*DO THIS*:
Each entry here needs to be set down again exactly, please; pictures are left out.

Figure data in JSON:
——————————

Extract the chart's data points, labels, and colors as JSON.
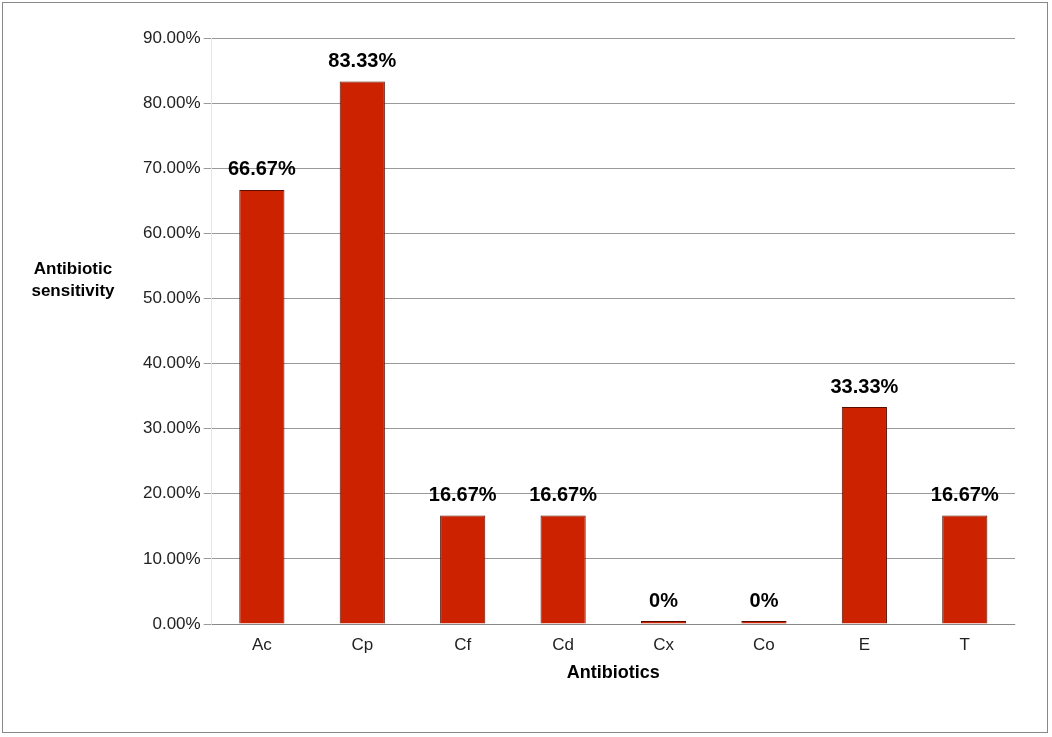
{
  "chart_data": {
    "type": "bar",
    "xlabel": "Antibiotics",
    "ylabel": "Antibiotic sensitivity",
    "categories": [
      "Ac",
      "Cp",
      "Cf",
      "Cd",
      "Cx",
      "Co",
      "E",
      "T"
    ],
    "values": [
      66.67,
      83.33,
      16.67,
      16.67,
      0,
      0,
      33.33,
      16.67
    ],
    "value_labels": [
      "66.67%",
      "83.33%",
      "16.67%",
      "16.67%",
      "0%",
      "0%",
      "33.33%",
      "16.67%"
    ],
    "color": "#cc2200",
    "ylim": [
      0,
      90
    ],
    "yticks": [
      {
        "value": 0,
        "label": "0.00%"
      },
      {
        "value": 10,
        "label": "10.00%"
      },
      {
        "value": 20,
        "label": "20.00%"
      },
      {
        "value": 30,
        "label": "30.00%"
      },
      {
        "value": 40,
        "label": "40.00%"
      },
      {
        "value": 50,
        "label": "50.00%"
      },
      {
        "value": 60,
        "label": "60.00%"
      },
      {
        "value": 70,
        "label": "70.00%"
      },
      {
        "value": 80,
        "label": "80.00%"
      },
      {
        "value": 90,
        "label": "90.00%"
      }
    ],
    "grid": "y",
    "legend": false
  }
}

——————————

*FULL OUTPUT*:
Extract the chart's data points, labels, and colors as JSON.
{
  "chart_data": {
    "type": "bar",
    "xlabel": "Antibiotics",
    "ylabel": "Antibiotic sensitivity",
    "categories": [
      "Ac",
      "Cp",
      "Cf",
      "Cd",
      "Cx",
      "Co",
      "E",
      "T"
    ],
    "values": [
      66.67,
      83.33,
      16.67,
      16.67,
      0,
      0,
      33.33,
      16.67
    ],
    "value_labels": [
      "66.67%",
      "83.33%",
      "16.67%",
      "16.67%",
      "0%",
      "0%",
      "33.33%",
      "16.67%"
    ],
    "color": "#cc2200",
    "ylim": [
      0,
      90
    ],
    "yticks": [
      {
        "value": 0,
        "label": "0.00%"
      },
      {
        "value": 10,
        "label": "10.00%"
      },
      {
        "value": 20,
        "label": "20.00%"
      },
      {
        "value": 30,
        "label": "30.00%"
      },
      {
        "value": 40,
        "label": "40.00%"
      },
      {
        "value": 50,
        "label": "50.00%"
      },
      {
        "value": 60,
        "label": "60.00%"
      },
      {
        "value": 70,
        "label": "70.00%"
      },
      {
        "value": 80,
        "label": "80.00%"
      },
      {
        "value": 90,
        "label": "90.00%"
      }
    ],
    "grid": "y",
    "legend": false
  }
}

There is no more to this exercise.